### Instructions to follow:
Reproduce every line in the listing that contains the word "capital".

· · · · · · ·

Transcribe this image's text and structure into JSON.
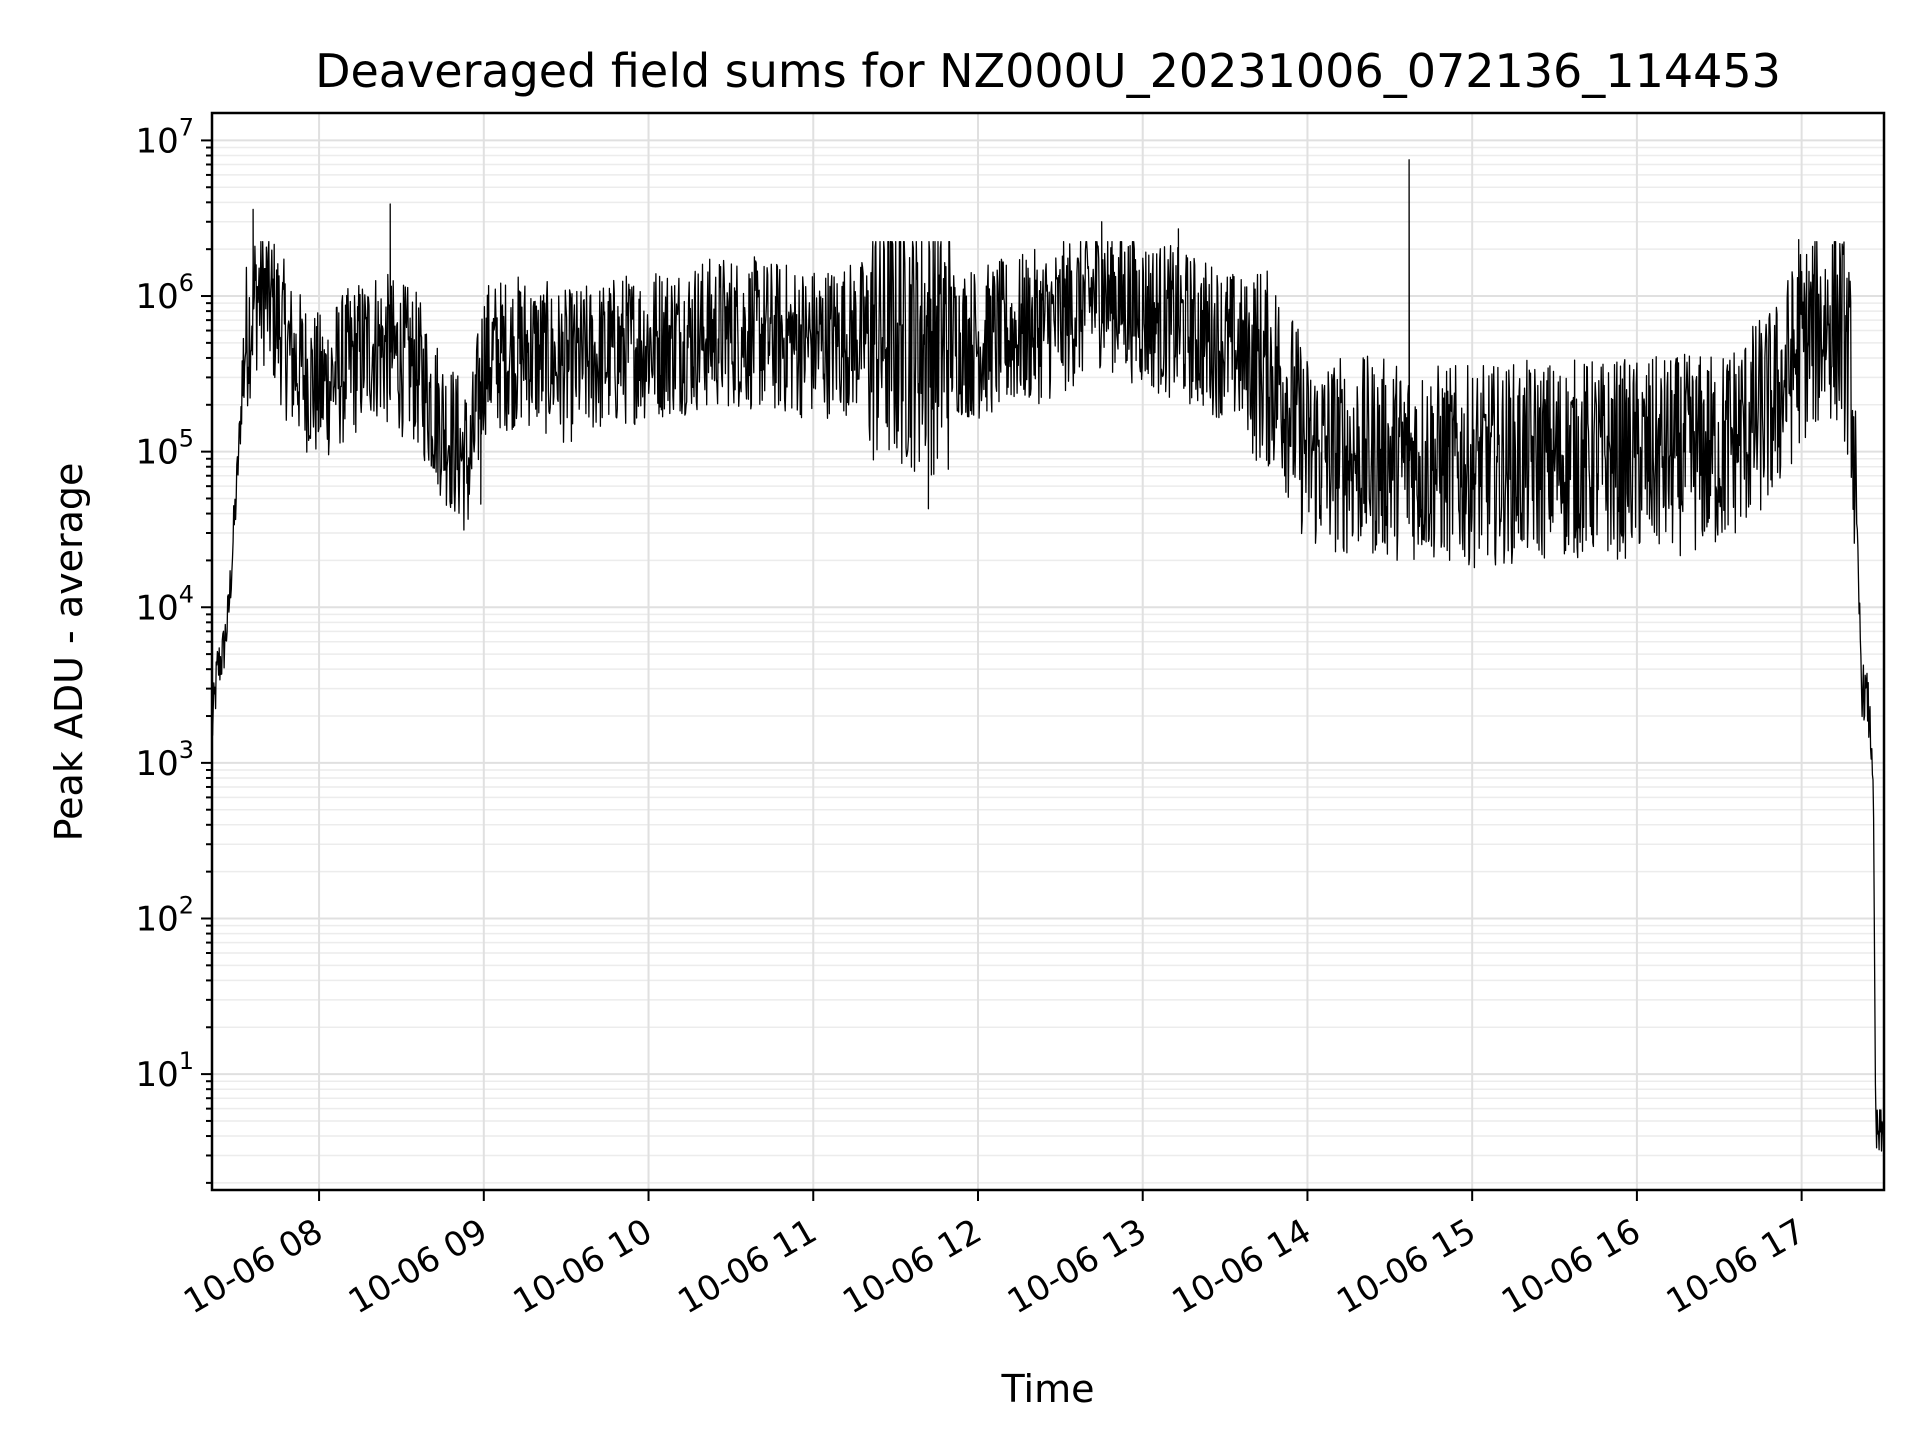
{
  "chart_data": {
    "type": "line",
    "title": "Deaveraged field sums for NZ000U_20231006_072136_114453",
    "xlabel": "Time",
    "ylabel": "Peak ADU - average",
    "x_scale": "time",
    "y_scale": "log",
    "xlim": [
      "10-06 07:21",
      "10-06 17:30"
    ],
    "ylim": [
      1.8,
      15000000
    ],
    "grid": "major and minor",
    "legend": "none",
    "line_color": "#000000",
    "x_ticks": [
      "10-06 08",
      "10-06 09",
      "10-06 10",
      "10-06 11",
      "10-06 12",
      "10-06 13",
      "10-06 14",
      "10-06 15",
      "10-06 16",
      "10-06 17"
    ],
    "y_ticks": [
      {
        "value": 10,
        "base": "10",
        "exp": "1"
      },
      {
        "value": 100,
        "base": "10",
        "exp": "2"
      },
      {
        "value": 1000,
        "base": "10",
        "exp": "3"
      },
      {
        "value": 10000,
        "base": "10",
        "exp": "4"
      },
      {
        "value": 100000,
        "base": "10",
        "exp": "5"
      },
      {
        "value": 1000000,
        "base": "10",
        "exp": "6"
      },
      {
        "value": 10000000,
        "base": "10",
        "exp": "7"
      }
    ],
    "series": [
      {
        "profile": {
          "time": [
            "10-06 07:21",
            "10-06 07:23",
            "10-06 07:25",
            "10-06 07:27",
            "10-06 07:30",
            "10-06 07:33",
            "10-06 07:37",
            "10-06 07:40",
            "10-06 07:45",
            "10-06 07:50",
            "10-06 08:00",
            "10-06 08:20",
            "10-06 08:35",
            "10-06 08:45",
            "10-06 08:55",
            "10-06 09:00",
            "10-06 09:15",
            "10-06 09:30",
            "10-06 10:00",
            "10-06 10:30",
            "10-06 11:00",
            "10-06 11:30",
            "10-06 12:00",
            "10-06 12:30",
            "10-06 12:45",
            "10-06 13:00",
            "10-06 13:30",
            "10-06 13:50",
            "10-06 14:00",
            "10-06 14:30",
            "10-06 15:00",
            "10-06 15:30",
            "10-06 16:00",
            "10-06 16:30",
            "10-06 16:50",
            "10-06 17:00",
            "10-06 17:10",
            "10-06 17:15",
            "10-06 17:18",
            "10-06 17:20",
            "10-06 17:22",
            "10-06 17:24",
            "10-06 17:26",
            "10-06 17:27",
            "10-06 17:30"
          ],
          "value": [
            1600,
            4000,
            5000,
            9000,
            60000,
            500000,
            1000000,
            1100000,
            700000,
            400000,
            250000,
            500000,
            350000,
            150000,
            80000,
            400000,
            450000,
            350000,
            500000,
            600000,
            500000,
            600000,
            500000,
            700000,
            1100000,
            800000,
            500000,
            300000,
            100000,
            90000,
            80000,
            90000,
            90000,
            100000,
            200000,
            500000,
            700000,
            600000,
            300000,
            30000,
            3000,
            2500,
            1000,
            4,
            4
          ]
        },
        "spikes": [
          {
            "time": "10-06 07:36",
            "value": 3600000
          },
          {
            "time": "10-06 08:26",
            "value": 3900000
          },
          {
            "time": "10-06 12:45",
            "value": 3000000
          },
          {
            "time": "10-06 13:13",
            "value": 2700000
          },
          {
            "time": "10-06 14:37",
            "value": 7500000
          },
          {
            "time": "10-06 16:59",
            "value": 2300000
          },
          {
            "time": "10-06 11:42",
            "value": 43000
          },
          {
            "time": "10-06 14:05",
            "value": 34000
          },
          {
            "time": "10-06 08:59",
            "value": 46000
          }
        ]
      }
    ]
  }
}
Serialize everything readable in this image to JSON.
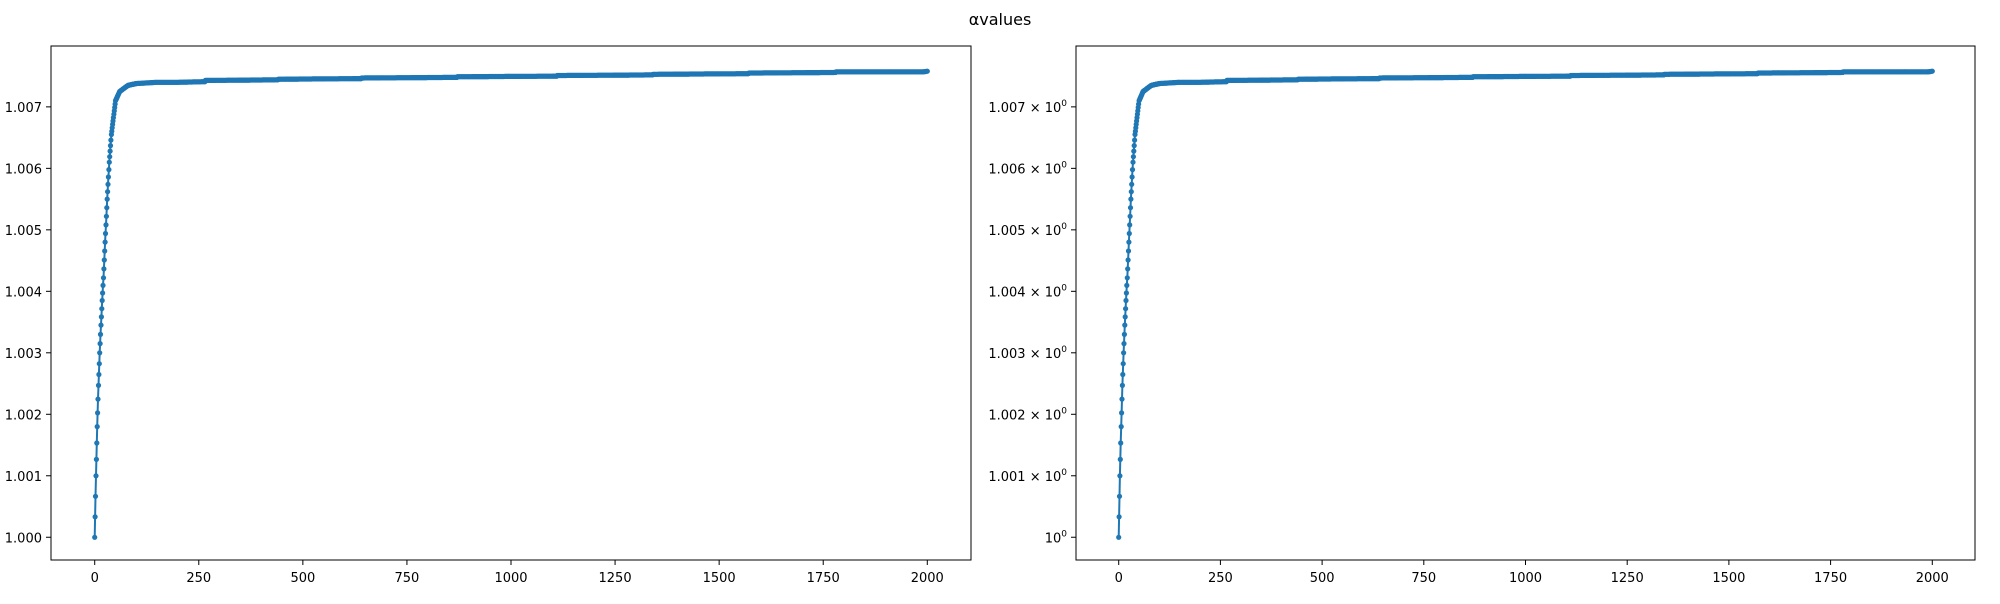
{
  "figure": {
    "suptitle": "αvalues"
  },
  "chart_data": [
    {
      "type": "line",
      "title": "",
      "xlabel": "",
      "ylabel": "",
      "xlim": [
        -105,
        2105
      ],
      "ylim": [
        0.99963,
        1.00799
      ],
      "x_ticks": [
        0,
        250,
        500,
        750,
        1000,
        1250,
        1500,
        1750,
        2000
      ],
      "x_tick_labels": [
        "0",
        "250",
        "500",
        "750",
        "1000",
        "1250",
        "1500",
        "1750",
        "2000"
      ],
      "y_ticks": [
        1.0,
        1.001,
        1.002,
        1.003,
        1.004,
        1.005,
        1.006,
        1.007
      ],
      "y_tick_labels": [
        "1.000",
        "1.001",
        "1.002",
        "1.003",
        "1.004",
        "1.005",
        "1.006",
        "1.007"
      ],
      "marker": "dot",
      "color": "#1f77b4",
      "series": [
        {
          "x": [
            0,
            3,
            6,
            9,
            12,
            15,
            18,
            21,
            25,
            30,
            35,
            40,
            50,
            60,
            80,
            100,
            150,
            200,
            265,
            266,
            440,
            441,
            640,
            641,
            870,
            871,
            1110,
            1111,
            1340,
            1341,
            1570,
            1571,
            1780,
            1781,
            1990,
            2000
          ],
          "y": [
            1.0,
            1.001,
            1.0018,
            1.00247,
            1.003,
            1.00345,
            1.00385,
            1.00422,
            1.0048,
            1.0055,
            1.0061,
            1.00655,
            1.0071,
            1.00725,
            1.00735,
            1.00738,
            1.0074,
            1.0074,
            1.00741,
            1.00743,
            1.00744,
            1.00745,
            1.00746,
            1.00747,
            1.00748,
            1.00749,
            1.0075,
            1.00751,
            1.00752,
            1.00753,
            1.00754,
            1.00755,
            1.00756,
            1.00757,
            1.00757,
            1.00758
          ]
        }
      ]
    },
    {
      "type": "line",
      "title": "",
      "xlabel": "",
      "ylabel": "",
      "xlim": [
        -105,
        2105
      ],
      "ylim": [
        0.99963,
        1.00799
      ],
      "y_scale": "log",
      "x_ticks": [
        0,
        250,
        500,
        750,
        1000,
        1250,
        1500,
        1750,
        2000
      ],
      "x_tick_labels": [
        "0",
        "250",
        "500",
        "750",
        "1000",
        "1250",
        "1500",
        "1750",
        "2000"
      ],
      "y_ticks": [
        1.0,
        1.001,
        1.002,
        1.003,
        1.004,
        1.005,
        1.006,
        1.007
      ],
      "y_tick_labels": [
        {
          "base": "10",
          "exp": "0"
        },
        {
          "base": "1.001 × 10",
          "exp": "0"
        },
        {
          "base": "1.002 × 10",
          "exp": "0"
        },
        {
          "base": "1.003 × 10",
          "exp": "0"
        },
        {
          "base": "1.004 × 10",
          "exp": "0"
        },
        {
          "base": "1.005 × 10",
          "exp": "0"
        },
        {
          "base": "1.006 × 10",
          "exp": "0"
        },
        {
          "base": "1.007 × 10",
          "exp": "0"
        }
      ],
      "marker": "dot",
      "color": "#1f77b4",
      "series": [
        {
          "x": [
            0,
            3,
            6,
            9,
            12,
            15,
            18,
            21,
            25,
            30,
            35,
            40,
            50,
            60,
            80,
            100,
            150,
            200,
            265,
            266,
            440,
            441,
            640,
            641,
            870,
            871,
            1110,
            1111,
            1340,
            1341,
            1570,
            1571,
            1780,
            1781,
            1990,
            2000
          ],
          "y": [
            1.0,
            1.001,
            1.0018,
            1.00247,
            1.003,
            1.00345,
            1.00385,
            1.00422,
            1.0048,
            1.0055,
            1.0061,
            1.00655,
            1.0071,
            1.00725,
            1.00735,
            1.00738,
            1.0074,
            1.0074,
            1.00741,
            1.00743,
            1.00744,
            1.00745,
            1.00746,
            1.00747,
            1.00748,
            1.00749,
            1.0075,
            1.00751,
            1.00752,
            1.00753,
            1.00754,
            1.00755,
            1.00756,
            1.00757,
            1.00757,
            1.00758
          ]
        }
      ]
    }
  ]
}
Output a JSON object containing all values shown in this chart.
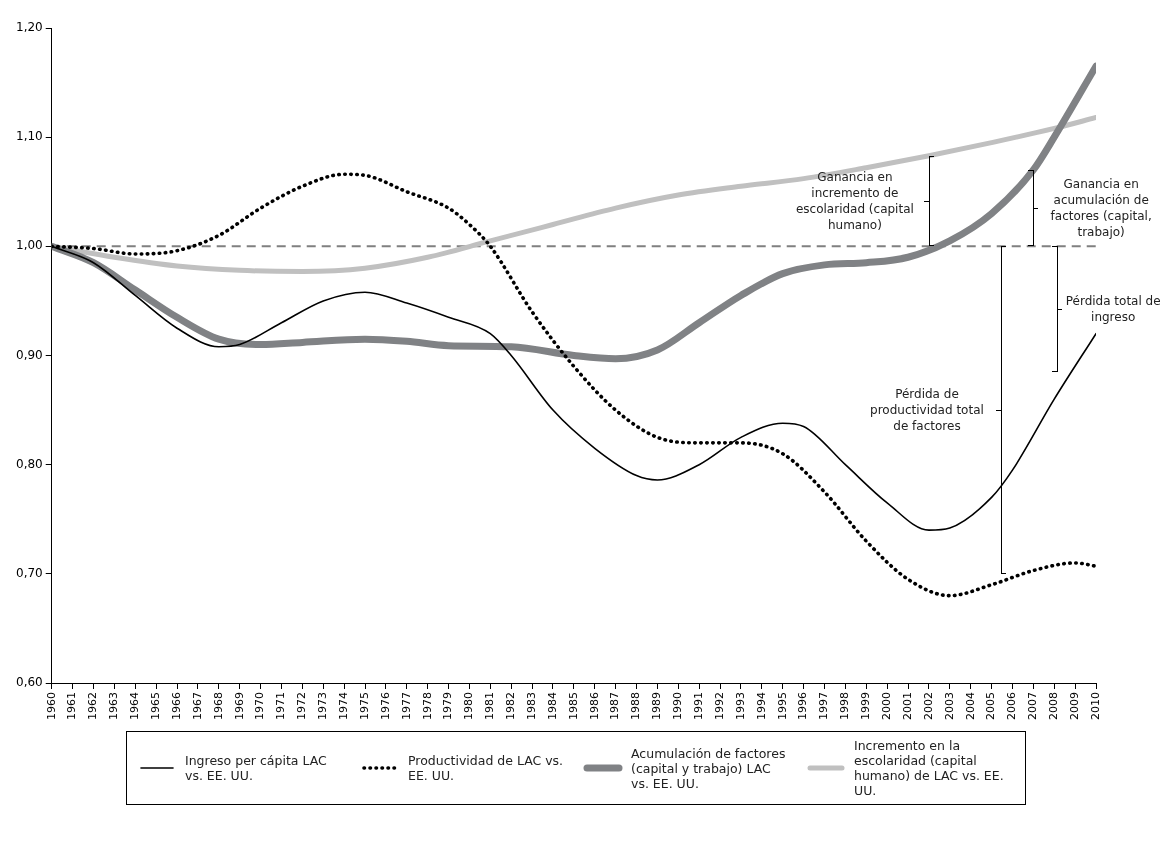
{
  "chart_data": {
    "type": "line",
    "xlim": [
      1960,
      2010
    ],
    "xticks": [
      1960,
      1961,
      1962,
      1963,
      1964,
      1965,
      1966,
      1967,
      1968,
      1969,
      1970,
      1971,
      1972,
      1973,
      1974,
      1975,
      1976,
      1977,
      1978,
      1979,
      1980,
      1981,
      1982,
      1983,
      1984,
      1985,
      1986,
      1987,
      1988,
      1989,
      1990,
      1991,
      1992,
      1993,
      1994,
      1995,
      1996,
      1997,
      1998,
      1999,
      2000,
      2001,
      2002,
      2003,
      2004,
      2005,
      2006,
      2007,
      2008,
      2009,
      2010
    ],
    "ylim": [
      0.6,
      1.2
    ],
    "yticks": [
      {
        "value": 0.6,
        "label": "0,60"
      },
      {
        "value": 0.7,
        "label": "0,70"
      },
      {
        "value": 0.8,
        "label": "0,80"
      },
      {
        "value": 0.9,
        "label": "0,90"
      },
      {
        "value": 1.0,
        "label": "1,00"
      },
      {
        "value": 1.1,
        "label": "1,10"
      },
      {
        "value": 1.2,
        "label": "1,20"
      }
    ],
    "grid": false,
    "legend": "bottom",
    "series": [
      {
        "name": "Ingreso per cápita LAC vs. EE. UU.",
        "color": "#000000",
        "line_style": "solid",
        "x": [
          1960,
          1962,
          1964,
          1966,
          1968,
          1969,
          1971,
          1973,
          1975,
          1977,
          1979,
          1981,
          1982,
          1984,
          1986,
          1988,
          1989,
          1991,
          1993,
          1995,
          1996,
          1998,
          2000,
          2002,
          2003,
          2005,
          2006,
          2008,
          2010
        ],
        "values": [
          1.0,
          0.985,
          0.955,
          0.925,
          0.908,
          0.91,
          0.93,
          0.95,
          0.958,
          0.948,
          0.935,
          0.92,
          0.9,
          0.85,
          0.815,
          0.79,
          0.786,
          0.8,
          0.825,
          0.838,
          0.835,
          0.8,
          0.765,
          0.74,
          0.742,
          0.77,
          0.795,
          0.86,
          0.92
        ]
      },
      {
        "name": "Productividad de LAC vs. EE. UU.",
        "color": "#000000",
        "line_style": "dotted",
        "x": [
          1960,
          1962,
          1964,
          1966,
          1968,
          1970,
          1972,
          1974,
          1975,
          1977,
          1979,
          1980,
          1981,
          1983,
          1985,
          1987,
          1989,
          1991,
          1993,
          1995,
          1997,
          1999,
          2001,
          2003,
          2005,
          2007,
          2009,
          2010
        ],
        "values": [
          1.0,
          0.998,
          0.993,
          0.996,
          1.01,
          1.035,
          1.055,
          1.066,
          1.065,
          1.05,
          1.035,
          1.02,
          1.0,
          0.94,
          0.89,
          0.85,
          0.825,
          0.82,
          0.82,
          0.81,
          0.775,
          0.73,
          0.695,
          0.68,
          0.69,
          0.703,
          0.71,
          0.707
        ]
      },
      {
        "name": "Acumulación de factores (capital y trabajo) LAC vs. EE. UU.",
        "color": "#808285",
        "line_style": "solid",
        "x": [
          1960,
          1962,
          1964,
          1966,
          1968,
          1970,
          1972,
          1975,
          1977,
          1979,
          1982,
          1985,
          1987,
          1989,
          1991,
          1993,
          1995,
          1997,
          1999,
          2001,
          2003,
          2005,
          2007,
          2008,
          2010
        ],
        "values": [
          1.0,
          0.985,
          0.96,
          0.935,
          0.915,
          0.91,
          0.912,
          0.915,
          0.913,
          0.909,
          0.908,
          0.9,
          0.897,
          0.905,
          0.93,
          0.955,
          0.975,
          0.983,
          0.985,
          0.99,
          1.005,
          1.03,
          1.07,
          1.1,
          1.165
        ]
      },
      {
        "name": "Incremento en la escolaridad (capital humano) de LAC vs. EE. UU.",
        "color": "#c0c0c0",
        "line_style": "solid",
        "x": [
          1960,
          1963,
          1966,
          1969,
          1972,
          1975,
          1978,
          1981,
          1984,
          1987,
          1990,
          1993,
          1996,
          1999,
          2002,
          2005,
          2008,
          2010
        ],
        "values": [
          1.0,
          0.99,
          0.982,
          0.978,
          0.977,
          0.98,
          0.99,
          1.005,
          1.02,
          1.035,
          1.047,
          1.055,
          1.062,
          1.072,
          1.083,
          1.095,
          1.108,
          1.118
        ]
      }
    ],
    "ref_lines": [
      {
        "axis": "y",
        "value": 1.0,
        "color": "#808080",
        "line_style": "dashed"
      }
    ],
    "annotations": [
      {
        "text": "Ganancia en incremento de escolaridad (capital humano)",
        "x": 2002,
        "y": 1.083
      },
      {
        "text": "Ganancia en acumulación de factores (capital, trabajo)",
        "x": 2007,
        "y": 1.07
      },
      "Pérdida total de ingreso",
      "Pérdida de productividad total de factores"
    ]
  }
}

· · · · · · ·

### Full output:
        "name": "Acumulación de factores (capital y trabajo) LAC vs. EE. UU.",
        "name": "Incremento en la escolaridad (capital humano) de LAC vs. EE. UU.",
        "text": "Ganancia en incremento de escolaridad (capital humano)",
        "text": "Ganancia en acumulación de factores (capital, trabajo)",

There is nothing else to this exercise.